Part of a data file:
--- Start ---
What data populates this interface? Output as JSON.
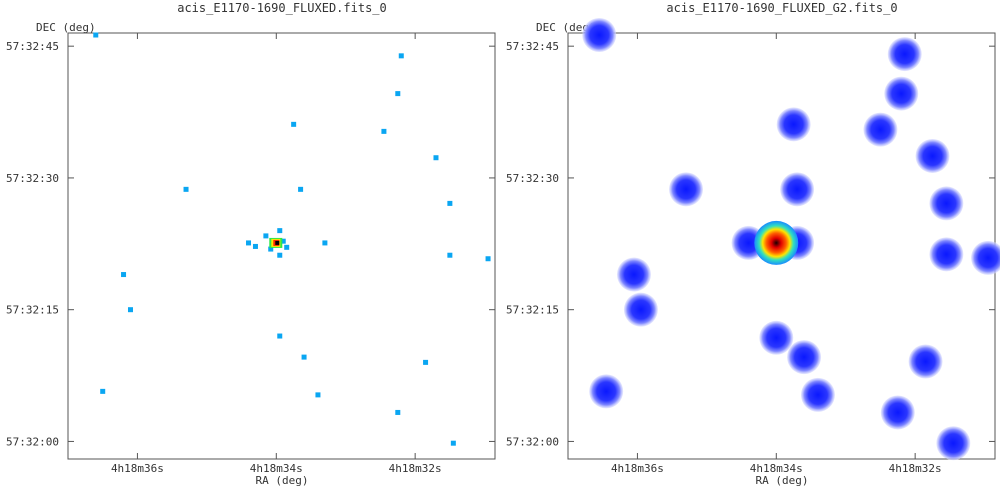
{
  "chart_data": [
    {
      "type": "scatter",
      "title": "acis_E1170-1690_FLUXED.fits_0",
      "xlabel": "RA (deg)",
      "ylabel": "DEC (deg)",
      "x_ticks": [
        "4h18m36s",
        "4h18m34s",
        "4h18m32s"
      ],
      "y_ticks": [
        "57:32:45",
        "57:32:30",
        "57:32:15",
        "57:32:00"
      ],
      "x_tick_values": [
        36,
        34,
        32
      ],
      "y_tick_values": [
        45,
        30,
        15,
        0
      ],
      "xlim": [
        37.0,
        30.85
      ],
      "ylim": [
        -2.0,
        46.5
      ],
      "x_unit": "seconds of RA after 4h18m",
      "y_unit": "arcseconds of DEC after 57:32",
      "grid": false,
      "smoothed": false,
      "points": [
        {
          "x": 36.6,
          "y": 46.4
        },
        {
          "x": 36.2,
          "y": 19.0
        },
        {
          "x": 36.5,
          "y": 5.7
        },
        {
          "x": 36.1,
          "y": 15.0
        },
        {
          "x": 35.3,
          "y": 28.7
        },
        {
          "x": 34.4,
          "y": 22.6
        },
        {
          "x": 34.3,
          "y": 22.2
        },
        {
          "x": 34.15,
          "y": 23.4
        },
        {
          "x": 34.08,
          "y": 21.9
        },
        {
          "x": 33.9,
          "y": 22.8
        },
        {
          "x": 33.95,
          "y": 21.2
        },
        {
          "x": 33.95,
          "y": 24.0
        },
        {
          "x": 33.85,
          "y": 22.1
        },
        {
          "x": 33.3,
          "y": 22.6
        },
        {
          "x": 33.75,
          "y": 36.1
        },
        {
          "x": 33.65,
          "y": 28.7
        },
        {
          "x": 33.95,
          "y": 12.0
        },
        {
          "x": 33.6,
          "y": 9.6
        },
        {
          "x": 33.4,
          "y": 5.3
        },
        {
          "x": 32.45,
          "y": 35.3
        },
        {
          "x": 32.25,
          "y": 39.6
        },
        {
          "x": 32.2,
          "y": 43.9
        },
        {
          "x": 31.7,
          "y": 32.3
        },
        {
          "x": 31.5,
          "y": 27.1
        },
        {
          "x": 31.5,
          "y": 21.2
        },
        {
          "x": 32.25,
          "y": 3.3
        },
        {
          "x": 31.85,
          "y": 9.0
        },
        {
          "x": 30.95,
          "y": 20.8
        },
        {
          "x": 31.45,
          "y": -0.2
        }
      ],
      "core": {
        "x": 34.0,
        "y": 22.6
      },
      "colors": {
        "point": "#0aa6f2",
        "core_hot": "#000000",
        "core_ring": [
          "#ff2a00",
          "#ffe600",
          "#2ee84a"
        ]
      }
    },
    {
      "type": "scatter",
      "title": "acis_E1170-1690_FLUXED_G2.fits_0",
      "xlabel": "RA (deg)",
      "ylabel": "DEC (deg)",
      "x_ticks": [
        "4h18m36s",
        "4h18m34s",
        "4h18m32s"
      ],
      "y_ticks": [
        "57:32:45",
        "57:32:30",
        "57:32:15",
        "57:32:00"
      ],
      "x_tick_values": [
        36,
        34,
        32
      ],
      "y_tick_values": [
        45,
        30,
        15,
        0
      ],
      "xlim": [
        37.0,
        30.85
      ],
      "ylim": [
        -2.0,
        46.5
      ],
      "x_unit": "seconds of RA after 4h18m",
      "y_unit": "arcseconds of DEC after 57:32",
      "grid": false,
      "smoothed": true,
      "points": [
        {
          "x": 36.55,
          "y": 46.4
        },
        {
          "x": 36.05,
          "y": 19.0
        },
        {
          "x": 36.45,
          "y": 5.7
        },
        {
          "x": 35.95,
          "y": 15.0
        },
        {
          "x": 35.3,
          "y": 28.7
        },
        {
          "x": 34.4,
          "y": 22.6
        },
        {
          "x": 33.7,
          "y": 22.6
        },
        {
          "x": 33.75,
          "y": 36.1
        },
        {
          "x": 33.7,
          "y": 28.7
        },
        {
          "x": 34.0,
          "y": 11.8
        },
        {
          "x": 33.6,
          "y": 9.6
        },
        {
          "x": 33.4,
          "y": 5.3
        },
        {
          "x": 32.5,
          "y": 35.5
        },
        {
          "x": 32.2,
          "y": 39.6
        },
        {
          "x": 32.15,
          "y": 44.1
        },
        {
          "x": 31.75,
          "y": 32.5
        },
        {
          "x": 31.55,
          "y": 27.1
        },
        {
          "x": 31.55,
          "y": 21.3
        },
        {
          "x": 32.25,
          "y": 3.3
        },
        {
          "x": 31.85,
          "y": 9.1
        },
        {
          "x": 30.95,
          "y": 20.9
        },
        {
          "x": 31.45,
          "y": -0.2
        }
      ],
      "core": {
        "x": 34.0,
        "y": 22.6
      },
      "colors": {
        "halo": "#1f2cff",
        "core_hot": "#2a0000",
        "core_ring": [
          "#e80000",
          "#ffe000",
          "#20e0c0"
        ]
      }
    }
  ]
}
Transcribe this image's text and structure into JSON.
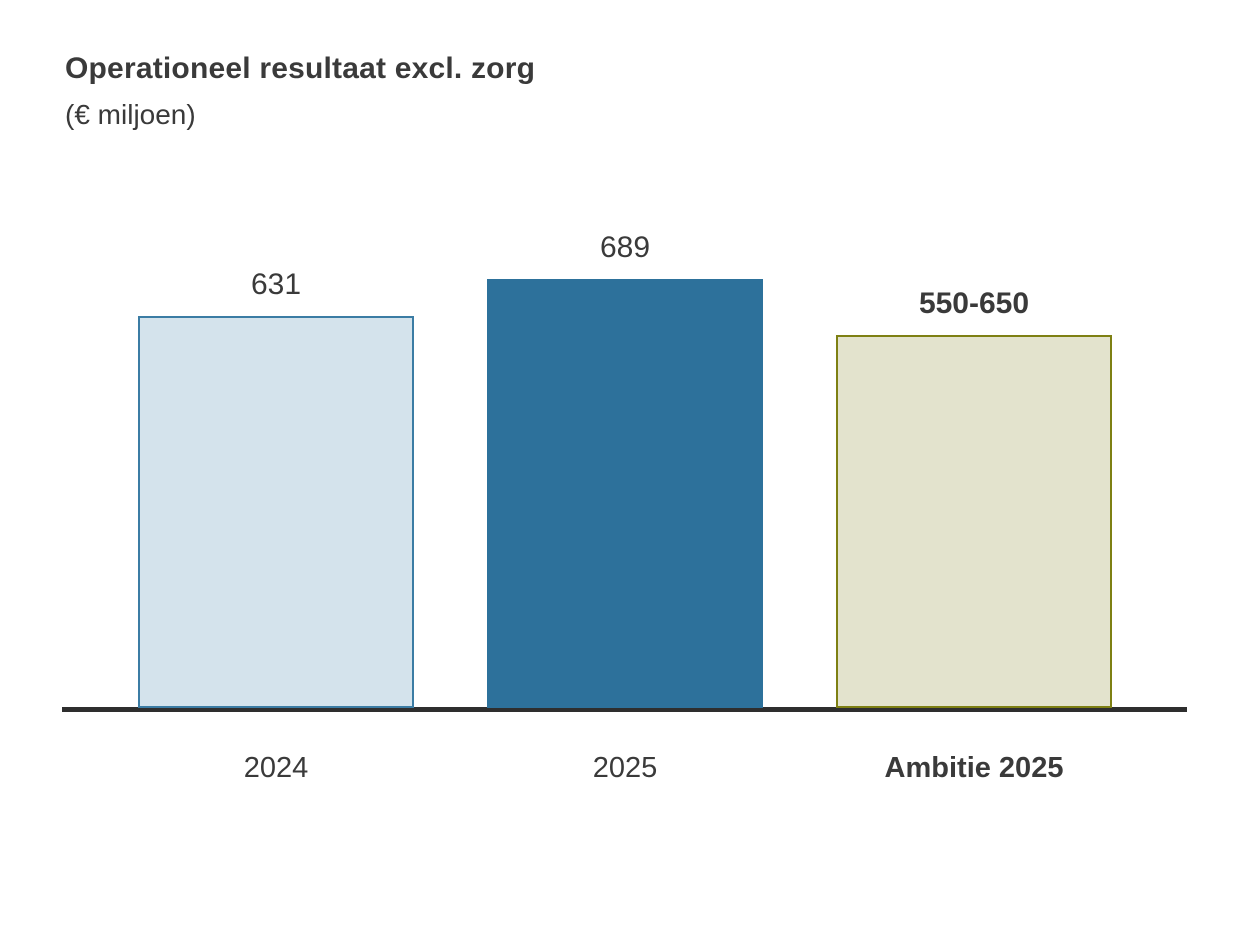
--- End ---
> _WHAT TO WORK ON_: Review the material and copy each line in which the word "title" appears.

> _FULL SOLUTION_:
      "title": "acis_E1170-1690_FLUXED.fits_0",
      "title": "acis_E1170-1690_FLUXED_G2.fits_0",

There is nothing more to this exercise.